Instructions for the task:
Copy each line of the entries that contains the word "temas".

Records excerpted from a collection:
+--

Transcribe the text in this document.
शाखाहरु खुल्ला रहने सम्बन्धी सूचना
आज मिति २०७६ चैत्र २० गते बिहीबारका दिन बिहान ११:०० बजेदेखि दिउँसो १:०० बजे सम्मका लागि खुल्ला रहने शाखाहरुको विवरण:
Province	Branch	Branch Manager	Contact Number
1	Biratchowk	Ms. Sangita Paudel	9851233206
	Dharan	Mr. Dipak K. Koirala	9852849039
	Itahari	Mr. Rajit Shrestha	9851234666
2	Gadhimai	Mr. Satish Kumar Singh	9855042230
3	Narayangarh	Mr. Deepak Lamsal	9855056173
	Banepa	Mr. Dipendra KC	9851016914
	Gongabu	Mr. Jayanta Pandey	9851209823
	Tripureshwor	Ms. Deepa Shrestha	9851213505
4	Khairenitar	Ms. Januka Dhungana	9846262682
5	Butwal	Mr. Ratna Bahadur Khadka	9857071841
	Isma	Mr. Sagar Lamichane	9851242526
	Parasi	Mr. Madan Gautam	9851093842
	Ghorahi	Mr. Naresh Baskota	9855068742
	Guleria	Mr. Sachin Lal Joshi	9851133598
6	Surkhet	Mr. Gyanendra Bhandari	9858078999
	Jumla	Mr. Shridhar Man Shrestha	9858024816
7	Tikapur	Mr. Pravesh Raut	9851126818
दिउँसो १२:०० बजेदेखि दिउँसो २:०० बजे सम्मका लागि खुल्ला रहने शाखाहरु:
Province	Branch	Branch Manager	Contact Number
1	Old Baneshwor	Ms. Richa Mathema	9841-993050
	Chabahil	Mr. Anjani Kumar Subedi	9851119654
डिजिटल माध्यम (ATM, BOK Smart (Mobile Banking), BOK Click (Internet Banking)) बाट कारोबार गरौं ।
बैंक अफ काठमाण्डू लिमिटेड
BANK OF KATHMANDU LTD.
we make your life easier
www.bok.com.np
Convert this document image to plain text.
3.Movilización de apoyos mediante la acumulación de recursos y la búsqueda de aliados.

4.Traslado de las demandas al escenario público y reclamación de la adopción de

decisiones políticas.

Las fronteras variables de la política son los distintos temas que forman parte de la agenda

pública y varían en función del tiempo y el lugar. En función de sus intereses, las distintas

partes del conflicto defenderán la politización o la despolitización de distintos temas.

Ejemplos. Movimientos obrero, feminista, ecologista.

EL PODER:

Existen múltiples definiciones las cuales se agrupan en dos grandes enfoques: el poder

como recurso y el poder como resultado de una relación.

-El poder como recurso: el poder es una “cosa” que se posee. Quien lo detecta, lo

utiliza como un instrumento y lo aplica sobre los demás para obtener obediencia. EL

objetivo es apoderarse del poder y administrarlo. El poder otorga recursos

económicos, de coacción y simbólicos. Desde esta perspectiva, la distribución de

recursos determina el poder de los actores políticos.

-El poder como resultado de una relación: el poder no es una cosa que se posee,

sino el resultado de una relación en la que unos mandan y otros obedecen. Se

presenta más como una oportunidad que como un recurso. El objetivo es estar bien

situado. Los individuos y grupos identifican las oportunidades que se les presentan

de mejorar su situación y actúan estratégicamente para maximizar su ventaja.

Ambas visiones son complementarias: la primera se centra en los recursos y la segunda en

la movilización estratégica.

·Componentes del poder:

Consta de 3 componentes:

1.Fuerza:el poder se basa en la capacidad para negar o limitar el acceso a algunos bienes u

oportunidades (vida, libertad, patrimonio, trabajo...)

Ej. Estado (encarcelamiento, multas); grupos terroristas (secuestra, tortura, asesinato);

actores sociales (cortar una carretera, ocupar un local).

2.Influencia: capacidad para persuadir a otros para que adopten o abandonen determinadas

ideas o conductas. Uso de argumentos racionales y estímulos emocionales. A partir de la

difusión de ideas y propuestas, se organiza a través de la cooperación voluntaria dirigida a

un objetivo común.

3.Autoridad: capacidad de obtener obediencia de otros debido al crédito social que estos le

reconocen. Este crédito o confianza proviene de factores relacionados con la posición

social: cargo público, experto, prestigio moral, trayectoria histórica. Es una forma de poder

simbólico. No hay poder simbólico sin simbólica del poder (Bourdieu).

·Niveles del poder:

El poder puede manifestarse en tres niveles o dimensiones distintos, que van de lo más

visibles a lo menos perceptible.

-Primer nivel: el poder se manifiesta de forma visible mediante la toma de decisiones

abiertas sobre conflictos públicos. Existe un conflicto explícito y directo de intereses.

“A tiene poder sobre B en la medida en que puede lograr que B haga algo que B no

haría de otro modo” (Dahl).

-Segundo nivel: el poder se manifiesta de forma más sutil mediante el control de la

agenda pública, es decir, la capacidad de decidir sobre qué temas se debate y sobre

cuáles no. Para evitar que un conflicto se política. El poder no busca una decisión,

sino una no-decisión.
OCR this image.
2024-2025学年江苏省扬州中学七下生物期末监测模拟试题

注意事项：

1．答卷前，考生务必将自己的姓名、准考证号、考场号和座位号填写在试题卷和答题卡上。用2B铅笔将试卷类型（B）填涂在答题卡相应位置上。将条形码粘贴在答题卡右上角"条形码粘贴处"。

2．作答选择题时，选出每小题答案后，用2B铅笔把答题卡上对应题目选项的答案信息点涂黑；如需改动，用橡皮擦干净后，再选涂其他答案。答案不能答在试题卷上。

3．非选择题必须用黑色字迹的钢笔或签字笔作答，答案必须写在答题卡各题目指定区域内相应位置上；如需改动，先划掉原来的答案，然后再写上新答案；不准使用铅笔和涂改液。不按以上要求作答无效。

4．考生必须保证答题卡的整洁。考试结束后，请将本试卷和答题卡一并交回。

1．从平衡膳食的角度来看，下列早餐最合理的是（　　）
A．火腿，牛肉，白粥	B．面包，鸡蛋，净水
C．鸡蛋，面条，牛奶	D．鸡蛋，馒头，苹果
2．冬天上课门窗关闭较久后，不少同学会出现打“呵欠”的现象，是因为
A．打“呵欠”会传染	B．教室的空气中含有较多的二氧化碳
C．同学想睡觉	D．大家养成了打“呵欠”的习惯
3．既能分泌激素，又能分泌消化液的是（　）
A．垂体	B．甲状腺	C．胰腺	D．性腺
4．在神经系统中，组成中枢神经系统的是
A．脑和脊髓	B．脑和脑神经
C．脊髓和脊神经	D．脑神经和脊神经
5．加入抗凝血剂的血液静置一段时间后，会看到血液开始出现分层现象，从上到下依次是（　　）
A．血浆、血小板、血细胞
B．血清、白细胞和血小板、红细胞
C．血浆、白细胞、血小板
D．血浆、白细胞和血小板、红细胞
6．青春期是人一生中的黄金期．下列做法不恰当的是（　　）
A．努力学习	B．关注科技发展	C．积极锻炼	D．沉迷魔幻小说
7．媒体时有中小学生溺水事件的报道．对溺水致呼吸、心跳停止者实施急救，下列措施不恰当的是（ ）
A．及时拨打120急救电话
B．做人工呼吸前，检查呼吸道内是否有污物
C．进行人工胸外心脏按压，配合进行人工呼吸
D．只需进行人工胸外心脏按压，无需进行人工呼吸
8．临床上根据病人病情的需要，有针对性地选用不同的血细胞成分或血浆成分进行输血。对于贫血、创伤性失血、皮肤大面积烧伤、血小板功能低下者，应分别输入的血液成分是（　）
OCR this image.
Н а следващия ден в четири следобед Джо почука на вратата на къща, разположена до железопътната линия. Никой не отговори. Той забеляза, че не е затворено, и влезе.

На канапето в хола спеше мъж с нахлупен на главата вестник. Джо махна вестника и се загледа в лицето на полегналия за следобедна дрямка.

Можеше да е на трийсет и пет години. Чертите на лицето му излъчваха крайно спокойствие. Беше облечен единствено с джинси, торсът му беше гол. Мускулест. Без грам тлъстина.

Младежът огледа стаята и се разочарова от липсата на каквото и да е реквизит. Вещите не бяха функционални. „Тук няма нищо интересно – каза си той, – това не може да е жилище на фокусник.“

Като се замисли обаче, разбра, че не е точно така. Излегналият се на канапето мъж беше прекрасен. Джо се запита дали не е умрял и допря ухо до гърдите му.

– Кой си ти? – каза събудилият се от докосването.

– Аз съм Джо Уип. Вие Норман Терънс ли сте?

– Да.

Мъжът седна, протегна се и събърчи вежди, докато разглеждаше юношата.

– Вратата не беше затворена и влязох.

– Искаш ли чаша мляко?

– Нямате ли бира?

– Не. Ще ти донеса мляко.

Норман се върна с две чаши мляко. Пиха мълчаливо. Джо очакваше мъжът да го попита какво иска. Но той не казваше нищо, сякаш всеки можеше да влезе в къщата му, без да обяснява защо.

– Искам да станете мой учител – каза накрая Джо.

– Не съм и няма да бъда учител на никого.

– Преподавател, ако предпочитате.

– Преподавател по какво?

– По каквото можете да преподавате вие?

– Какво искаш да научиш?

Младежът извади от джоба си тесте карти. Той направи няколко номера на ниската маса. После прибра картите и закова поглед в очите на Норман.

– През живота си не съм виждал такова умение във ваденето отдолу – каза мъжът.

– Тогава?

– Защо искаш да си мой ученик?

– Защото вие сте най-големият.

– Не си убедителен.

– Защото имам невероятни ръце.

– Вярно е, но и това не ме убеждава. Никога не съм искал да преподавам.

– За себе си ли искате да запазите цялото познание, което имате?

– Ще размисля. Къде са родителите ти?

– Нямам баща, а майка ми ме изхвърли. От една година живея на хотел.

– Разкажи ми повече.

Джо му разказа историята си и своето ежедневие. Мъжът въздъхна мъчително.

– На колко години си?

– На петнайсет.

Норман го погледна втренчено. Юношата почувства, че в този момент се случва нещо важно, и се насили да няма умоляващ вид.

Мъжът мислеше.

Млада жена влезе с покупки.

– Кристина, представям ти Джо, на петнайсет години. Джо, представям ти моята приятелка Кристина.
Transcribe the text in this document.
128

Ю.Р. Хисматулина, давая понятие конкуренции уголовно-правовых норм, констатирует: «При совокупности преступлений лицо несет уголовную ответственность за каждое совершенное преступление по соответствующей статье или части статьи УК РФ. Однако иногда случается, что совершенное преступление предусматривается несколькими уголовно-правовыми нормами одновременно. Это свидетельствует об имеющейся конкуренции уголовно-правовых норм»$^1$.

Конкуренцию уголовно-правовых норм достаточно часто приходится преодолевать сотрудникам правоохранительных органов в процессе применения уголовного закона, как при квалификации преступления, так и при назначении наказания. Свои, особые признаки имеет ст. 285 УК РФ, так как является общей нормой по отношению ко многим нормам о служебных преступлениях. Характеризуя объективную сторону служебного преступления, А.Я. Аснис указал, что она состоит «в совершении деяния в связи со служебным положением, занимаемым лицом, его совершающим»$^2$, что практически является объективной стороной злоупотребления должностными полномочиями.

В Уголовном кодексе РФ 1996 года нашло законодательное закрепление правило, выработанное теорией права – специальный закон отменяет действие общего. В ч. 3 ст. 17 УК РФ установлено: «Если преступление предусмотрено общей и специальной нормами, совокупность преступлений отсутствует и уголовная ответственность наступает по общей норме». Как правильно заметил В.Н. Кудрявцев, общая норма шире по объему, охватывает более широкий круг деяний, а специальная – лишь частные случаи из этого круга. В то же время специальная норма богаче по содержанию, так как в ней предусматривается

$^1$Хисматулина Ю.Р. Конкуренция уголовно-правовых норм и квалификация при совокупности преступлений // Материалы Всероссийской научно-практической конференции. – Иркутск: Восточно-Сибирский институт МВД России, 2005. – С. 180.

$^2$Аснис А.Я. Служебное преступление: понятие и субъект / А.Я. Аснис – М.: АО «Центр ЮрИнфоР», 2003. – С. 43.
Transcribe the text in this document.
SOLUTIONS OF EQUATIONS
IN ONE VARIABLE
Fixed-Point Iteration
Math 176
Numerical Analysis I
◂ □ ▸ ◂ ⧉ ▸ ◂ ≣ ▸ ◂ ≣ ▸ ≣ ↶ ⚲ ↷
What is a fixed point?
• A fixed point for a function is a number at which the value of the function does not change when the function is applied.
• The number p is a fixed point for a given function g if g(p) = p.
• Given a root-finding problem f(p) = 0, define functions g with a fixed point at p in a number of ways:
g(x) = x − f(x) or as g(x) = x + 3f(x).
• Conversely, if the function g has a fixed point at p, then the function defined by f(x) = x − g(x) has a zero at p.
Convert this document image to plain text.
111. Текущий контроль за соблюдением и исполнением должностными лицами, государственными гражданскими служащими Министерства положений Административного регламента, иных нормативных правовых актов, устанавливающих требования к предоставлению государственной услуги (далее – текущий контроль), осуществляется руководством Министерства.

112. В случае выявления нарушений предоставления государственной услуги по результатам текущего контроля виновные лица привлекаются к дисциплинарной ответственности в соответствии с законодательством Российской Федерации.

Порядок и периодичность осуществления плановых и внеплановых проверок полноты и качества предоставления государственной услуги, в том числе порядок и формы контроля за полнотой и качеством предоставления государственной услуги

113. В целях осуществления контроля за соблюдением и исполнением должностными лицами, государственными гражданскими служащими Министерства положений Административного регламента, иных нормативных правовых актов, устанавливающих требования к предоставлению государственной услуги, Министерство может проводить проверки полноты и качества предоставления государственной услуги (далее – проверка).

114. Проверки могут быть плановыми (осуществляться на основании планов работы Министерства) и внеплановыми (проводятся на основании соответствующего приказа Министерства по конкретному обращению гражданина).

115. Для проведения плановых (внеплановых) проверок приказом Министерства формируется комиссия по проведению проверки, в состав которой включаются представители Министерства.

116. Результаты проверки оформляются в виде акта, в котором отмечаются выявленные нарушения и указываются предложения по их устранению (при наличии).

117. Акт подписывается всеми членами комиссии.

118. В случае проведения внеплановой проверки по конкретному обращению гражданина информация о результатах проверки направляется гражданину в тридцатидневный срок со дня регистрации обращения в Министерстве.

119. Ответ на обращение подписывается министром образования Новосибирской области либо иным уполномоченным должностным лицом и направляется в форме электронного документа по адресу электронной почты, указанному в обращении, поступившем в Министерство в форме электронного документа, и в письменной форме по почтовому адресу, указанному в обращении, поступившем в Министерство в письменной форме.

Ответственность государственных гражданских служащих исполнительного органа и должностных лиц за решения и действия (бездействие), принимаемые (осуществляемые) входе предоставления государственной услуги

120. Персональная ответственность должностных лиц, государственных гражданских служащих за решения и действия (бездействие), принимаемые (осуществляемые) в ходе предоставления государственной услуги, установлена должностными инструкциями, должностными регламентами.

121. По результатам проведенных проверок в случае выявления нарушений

+--

Written reply:
Las fronteras variables de la política son los distintos temas que forman parte de la agenda
partes del conflicto defenderán la politización o la despolitización de distintos temas.
agenda pública, es decir, la capacidad de decidir sobre qué temas se debate y sobre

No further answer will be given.